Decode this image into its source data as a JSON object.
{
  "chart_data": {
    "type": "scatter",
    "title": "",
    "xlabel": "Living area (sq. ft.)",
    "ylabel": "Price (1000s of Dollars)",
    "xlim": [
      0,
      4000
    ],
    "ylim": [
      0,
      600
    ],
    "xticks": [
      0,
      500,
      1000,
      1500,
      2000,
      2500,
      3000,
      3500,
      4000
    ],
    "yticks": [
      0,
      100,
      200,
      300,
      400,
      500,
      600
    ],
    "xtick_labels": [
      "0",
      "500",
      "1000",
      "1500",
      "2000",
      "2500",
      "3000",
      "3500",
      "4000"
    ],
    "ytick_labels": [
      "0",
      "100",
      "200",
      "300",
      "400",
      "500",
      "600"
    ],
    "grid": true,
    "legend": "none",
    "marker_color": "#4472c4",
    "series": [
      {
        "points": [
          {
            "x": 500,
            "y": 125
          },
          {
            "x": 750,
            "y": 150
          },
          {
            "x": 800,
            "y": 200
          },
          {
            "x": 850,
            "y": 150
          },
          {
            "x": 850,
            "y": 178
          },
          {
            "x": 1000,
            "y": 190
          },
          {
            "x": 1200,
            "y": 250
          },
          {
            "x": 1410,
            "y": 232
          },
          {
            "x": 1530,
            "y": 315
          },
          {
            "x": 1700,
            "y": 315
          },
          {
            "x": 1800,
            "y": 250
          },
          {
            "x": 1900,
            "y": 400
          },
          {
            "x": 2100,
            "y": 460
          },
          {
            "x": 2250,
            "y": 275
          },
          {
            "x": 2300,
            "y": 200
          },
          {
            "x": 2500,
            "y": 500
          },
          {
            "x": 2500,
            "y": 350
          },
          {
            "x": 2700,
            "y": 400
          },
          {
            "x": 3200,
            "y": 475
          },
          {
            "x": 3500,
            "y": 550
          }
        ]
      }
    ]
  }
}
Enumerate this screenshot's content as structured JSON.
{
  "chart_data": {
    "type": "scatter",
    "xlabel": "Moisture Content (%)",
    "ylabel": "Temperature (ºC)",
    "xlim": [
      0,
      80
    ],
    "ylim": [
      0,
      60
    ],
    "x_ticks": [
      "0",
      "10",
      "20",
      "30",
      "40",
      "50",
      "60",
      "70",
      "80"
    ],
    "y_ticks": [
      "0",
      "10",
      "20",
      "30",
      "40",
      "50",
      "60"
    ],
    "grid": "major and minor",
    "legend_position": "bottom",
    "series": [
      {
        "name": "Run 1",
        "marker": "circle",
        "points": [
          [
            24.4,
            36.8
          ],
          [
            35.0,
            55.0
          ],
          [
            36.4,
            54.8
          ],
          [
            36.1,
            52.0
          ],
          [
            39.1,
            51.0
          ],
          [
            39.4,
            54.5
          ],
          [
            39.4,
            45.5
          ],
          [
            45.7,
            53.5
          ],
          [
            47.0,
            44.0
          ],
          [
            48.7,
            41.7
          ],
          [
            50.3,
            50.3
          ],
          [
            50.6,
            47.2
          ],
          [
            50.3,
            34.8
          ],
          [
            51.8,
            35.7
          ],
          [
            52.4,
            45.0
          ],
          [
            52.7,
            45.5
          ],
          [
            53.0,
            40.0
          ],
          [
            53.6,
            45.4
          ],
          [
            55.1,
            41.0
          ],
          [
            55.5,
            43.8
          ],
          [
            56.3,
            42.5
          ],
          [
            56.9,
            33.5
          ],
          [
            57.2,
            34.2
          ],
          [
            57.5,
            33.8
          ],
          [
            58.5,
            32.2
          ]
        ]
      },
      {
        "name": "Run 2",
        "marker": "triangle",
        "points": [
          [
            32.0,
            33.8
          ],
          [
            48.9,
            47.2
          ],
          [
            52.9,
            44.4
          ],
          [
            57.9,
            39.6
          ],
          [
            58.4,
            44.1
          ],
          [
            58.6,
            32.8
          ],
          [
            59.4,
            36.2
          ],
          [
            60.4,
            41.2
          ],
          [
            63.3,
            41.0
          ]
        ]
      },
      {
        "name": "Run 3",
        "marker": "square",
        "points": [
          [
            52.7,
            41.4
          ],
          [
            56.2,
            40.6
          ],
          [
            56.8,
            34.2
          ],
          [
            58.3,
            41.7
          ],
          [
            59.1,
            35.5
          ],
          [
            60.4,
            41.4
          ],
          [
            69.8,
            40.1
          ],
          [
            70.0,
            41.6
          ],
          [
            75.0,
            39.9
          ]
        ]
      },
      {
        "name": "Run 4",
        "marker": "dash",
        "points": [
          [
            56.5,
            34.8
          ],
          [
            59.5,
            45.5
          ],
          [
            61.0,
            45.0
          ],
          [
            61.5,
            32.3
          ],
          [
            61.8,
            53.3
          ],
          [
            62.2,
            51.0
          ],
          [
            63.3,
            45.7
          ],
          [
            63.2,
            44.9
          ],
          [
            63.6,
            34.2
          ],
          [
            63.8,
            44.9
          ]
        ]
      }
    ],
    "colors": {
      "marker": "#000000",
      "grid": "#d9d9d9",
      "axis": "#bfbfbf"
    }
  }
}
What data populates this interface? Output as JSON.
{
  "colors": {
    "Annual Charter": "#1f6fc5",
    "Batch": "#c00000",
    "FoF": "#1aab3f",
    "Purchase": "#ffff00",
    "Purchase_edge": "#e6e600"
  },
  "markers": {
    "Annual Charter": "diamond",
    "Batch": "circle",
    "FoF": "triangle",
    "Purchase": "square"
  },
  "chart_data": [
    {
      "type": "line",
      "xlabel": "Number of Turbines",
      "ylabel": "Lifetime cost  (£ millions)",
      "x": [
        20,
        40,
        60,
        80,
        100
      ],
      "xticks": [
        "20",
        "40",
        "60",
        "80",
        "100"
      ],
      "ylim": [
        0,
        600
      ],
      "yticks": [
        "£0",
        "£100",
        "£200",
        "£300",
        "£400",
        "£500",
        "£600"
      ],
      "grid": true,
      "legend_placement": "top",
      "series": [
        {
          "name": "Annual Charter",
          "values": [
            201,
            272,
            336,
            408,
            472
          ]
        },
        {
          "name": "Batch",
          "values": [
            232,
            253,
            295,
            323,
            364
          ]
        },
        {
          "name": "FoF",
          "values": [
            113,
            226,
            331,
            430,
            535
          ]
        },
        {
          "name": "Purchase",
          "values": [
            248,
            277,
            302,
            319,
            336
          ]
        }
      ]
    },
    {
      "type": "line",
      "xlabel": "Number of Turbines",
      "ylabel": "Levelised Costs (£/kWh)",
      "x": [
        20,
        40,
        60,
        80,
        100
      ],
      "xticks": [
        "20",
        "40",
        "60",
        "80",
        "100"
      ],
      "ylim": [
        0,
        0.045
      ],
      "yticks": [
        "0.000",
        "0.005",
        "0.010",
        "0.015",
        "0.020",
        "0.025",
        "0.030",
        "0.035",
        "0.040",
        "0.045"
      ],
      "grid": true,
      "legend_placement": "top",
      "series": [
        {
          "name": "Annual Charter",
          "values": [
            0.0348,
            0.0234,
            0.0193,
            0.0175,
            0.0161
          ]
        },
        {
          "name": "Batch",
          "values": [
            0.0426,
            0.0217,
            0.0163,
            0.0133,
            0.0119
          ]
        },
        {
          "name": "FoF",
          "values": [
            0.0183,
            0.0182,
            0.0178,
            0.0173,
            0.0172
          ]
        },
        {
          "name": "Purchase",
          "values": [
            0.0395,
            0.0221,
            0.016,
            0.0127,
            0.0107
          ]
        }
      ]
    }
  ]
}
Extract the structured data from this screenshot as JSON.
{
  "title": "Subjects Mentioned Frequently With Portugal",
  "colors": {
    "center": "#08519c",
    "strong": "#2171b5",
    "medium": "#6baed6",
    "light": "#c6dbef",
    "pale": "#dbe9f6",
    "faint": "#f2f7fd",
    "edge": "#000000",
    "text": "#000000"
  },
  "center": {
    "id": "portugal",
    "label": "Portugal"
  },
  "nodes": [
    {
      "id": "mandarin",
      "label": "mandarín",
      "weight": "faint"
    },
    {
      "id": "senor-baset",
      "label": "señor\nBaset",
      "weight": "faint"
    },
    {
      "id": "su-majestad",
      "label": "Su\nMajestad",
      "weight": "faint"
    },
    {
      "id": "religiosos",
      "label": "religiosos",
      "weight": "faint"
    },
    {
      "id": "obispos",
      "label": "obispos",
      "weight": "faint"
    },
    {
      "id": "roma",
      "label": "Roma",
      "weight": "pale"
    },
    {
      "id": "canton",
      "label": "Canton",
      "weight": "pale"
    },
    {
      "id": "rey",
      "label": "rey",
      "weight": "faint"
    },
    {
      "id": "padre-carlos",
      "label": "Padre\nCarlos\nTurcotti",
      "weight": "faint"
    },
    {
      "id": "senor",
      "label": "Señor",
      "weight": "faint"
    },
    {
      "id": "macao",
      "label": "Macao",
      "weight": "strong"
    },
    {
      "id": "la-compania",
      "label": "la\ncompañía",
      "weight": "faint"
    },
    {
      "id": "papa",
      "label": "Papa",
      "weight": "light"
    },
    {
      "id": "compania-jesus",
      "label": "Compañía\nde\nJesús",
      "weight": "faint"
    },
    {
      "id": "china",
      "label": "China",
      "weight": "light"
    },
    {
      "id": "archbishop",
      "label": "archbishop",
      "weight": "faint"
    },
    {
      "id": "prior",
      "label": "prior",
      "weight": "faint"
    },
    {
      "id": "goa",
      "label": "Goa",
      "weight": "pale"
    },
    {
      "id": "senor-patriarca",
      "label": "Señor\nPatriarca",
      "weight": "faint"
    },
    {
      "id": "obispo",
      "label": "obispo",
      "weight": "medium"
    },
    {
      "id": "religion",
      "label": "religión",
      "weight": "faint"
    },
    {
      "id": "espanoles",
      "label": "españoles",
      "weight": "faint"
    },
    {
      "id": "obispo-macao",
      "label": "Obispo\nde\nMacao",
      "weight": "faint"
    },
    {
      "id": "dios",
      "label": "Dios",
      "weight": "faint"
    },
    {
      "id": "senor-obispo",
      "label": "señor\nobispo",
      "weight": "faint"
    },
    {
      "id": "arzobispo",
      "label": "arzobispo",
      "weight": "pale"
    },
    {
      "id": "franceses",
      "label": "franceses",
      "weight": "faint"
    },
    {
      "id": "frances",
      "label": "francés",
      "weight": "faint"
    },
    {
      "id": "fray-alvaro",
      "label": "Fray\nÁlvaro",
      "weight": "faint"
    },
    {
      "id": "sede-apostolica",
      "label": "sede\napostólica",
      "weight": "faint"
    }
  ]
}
= = =
> **Problem statement**
Go through the material and select each line with the string "JSON" in it.

> **Output of the task**
Decode this image into its source data as a JSON object.
Enumerate this screenshot's content as structured JSON.
What data populates this interface? Output as JSON.
Extract the structured data from this screenshot as JSON.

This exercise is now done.